:: Instructions to follow ::
Starting with the first line of the records and going on through the line containing "rule-name: LMM: [24, 192, 60, 212]", change "rule-name" to "rule-label" and reproduce those lines with everything else left unchanged.
>> start Excerpted records
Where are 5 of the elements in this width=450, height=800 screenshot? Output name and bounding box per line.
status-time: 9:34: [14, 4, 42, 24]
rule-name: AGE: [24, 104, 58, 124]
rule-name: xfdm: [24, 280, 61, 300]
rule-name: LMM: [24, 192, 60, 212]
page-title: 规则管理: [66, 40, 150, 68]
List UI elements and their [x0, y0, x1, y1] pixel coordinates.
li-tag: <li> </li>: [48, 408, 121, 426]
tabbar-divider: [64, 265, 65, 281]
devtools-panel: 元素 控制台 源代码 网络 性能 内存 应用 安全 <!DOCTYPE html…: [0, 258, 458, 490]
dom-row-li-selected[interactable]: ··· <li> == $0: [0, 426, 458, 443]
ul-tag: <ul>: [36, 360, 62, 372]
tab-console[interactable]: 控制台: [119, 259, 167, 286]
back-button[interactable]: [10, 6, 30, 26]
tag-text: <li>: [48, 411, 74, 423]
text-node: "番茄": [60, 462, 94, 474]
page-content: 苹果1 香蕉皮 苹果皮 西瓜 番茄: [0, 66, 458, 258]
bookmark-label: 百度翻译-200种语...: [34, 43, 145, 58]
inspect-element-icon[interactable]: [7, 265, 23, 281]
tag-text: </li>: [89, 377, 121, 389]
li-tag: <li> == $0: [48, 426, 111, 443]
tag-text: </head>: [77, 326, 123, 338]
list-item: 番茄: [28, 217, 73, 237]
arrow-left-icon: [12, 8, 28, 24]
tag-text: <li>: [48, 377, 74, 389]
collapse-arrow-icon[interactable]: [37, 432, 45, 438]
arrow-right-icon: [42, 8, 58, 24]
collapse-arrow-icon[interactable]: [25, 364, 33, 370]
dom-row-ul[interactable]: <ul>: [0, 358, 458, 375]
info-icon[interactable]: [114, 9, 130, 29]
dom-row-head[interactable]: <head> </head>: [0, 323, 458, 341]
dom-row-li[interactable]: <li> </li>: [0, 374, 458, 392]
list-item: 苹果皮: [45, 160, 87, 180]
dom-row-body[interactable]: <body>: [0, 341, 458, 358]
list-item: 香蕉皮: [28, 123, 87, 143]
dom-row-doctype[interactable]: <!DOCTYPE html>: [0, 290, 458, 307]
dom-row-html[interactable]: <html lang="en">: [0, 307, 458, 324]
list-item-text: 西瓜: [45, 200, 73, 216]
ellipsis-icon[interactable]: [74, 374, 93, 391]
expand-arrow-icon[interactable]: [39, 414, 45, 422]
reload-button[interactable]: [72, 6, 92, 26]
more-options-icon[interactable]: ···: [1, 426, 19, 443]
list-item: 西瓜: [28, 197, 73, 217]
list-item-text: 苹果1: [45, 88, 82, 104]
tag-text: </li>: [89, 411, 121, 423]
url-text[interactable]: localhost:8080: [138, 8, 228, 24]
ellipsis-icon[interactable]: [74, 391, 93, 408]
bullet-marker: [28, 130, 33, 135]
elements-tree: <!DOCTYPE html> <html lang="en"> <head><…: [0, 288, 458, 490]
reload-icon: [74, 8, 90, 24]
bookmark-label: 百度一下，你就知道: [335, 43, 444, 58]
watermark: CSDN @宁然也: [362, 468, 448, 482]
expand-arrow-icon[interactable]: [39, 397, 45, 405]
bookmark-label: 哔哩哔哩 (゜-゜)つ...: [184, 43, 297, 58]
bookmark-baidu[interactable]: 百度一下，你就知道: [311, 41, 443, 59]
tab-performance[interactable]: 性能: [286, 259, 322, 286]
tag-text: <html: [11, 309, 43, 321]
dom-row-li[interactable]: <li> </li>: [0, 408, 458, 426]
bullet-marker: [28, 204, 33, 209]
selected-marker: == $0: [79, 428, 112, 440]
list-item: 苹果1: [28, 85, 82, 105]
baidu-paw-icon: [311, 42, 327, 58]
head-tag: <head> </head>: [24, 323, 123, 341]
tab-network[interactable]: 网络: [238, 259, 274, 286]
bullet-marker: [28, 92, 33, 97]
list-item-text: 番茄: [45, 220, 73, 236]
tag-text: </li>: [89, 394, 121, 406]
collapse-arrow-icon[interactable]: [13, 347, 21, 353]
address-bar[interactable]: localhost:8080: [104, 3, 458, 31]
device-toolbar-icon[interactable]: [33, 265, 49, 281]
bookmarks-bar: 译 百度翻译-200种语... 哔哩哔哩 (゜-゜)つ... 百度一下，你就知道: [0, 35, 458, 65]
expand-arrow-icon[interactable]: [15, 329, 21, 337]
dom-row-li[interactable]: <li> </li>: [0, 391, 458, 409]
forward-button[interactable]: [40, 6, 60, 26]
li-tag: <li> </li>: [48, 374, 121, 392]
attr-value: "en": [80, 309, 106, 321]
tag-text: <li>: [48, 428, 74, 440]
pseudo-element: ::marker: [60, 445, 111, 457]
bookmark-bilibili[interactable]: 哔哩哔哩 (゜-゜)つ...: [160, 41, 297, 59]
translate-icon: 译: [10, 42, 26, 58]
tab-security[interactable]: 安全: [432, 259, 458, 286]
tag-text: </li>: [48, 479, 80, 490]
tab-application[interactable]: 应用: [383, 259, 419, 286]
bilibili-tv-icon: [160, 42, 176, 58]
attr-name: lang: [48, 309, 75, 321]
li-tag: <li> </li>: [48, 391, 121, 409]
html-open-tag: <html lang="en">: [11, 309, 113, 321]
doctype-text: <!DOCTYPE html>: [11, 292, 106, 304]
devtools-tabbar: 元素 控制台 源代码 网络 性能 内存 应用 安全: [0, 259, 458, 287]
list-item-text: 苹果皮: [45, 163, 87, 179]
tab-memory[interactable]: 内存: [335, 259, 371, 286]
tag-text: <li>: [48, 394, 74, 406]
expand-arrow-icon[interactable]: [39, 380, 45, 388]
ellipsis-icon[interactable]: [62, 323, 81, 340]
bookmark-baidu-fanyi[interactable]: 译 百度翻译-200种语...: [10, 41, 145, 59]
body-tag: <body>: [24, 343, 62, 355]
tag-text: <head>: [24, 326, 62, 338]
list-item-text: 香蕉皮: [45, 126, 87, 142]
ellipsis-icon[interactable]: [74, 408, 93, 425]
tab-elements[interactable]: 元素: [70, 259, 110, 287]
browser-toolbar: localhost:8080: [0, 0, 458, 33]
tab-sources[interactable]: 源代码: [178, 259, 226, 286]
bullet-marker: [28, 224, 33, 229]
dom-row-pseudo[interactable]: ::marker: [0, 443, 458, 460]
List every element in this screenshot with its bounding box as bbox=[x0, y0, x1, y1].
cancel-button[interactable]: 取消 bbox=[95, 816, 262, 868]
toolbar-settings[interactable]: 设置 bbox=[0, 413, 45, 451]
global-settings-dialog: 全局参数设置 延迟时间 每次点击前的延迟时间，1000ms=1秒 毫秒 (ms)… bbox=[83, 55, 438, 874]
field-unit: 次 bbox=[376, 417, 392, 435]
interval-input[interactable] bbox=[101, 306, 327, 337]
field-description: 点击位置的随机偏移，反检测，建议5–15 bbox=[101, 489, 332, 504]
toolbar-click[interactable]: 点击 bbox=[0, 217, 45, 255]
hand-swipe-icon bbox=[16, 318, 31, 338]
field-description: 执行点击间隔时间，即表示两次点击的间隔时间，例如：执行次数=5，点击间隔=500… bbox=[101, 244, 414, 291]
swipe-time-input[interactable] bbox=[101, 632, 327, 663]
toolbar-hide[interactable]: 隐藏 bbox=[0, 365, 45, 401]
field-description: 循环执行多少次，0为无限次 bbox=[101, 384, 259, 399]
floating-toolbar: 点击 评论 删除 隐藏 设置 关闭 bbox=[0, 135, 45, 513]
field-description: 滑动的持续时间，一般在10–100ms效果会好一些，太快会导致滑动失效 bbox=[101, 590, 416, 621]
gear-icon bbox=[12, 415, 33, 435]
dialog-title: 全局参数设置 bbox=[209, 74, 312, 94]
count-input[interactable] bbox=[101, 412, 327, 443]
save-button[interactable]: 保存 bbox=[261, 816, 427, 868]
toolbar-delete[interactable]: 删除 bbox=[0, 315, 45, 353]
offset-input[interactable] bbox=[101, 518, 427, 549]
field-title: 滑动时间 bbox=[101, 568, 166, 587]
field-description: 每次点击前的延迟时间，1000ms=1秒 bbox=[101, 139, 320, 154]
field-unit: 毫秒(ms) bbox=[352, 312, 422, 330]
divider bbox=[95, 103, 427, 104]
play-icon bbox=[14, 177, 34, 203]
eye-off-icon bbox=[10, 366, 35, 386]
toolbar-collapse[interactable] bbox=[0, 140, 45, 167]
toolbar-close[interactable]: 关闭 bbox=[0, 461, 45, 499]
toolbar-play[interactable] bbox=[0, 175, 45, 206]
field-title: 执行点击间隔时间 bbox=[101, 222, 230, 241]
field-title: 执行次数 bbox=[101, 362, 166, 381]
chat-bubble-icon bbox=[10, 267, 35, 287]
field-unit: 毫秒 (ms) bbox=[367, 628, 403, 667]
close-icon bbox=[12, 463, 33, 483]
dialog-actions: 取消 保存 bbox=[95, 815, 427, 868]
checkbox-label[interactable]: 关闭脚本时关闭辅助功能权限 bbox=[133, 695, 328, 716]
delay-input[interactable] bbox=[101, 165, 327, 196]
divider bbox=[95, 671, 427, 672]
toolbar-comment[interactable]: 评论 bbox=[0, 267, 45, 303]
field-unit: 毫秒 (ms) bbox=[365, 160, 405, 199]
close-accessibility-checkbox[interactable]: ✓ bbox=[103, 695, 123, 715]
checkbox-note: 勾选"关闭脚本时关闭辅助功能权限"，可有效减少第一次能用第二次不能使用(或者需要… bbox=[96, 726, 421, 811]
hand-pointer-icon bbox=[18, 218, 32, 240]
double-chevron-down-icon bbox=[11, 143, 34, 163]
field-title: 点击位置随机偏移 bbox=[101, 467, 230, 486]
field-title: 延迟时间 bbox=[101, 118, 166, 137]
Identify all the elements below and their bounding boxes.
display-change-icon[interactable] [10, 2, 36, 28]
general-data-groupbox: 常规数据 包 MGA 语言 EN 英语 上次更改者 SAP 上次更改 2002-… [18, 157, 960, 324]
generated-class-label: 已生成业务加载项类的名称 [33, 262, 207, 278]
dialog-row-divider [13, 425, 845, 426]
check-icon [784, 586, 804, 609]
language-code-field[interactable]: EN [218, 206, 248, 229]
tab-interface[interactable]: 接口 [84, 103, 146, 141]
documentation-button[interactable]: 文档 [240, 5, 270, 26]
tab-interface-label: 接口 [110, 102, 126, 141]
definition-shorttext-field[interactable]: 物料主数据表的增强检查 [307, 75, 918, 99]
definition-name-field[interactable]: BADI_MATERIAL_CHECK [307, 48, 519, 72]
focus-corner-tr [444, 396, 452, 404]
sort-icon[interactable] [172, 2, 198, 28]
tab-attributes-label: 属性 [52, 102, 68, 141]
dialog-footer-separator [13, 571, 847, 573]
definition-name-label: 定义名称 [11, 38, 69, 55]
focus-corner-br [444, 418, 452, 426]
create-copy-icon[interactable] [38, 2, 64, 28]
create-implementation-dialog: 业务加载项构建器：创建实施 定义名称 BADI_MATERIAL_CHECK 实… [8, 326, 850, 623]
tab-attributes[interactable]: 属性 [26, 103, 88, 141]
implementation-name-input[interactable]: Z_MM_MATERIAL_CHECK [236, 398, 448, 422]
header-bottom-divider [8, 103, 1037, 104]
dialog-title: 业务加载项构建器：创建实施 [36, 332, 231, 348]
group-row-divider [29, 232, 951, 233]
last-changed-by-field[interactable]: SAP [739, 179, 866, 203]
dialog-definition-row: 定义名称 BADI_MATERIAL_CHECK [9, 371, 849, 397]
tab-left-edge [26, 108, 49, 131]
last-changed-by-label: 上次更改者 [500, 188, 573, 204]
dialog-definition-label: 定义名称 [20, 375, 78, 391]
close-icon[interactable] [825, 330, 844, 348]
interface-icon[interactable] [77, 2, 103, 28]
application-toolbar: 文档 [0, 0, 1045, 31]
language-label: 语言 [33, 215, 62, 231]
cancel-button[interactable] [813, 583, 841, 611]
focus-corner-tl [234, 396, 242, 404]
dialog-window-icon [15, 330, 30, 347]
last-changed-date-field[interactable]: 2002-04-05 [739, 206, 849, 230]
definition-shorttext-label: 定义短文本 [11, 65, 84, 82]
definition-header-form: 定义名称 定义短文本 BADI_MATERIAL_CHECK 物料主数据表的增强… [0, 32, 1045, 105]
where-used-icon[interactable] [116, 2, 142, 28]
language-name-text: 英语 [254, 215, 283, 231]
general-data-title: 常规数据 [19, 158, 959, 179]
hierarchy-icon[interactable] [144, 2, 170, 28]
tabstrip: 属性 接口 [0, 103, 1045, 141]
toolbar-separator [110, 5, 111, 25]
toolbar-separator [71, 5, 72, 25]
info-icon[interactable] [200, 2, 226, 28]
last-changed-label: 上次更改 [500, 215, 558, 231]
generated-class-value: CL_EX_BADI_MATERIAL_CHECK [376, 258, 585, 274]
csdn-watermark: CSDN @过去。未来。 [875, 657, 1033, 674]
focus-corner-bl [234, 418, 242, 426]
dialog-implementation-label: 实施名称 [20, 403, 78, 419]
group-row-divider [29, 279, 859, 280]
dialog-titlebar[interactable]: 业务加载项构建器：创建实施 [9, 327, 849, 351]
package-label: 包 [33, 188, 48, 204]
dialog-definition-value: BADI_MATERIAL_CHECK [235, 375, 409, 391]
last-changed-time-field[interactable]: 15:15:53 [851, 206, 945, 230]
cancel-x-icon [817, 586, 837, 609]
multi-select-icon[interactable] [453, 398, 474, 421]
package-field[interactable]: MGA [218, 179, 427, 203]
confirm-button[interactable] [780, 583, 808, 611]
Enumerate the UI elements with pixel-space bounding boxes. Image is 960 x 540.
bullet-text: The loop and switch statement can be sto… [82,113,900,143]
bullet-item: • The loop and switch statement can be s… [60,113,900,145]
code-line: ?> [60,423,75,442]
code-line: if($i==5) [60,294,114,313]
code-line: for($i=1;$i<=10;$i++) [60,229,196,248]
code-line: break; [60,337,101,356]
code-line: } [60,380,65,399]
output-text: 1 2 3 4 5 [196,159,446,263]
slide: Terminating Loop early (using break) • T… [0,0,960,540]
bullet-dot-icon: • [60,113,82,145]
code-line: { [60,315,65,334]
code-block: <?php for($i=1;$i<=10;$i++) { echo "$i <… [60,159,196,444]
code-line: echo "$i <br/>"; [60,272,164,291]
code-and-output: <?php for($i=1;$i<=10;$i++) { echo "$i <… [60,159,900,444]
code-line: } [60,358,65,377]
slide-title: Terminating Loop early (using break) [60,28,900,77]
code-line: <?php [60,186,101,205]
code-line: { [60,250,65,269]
>> end Excerpted records
:: Correct answer ::
Where are 5 of the elements in this width=450, height=800 screenshot? Output name and bounding box per line.
status-time: 9:34: [14, 4, 42, 24]
rule-label: AGE: [24, 104, 58, 124]
rule-label: xfdm: [24, 280, 61, 300]
rule-label: LMM: [24, 192, 60, 212]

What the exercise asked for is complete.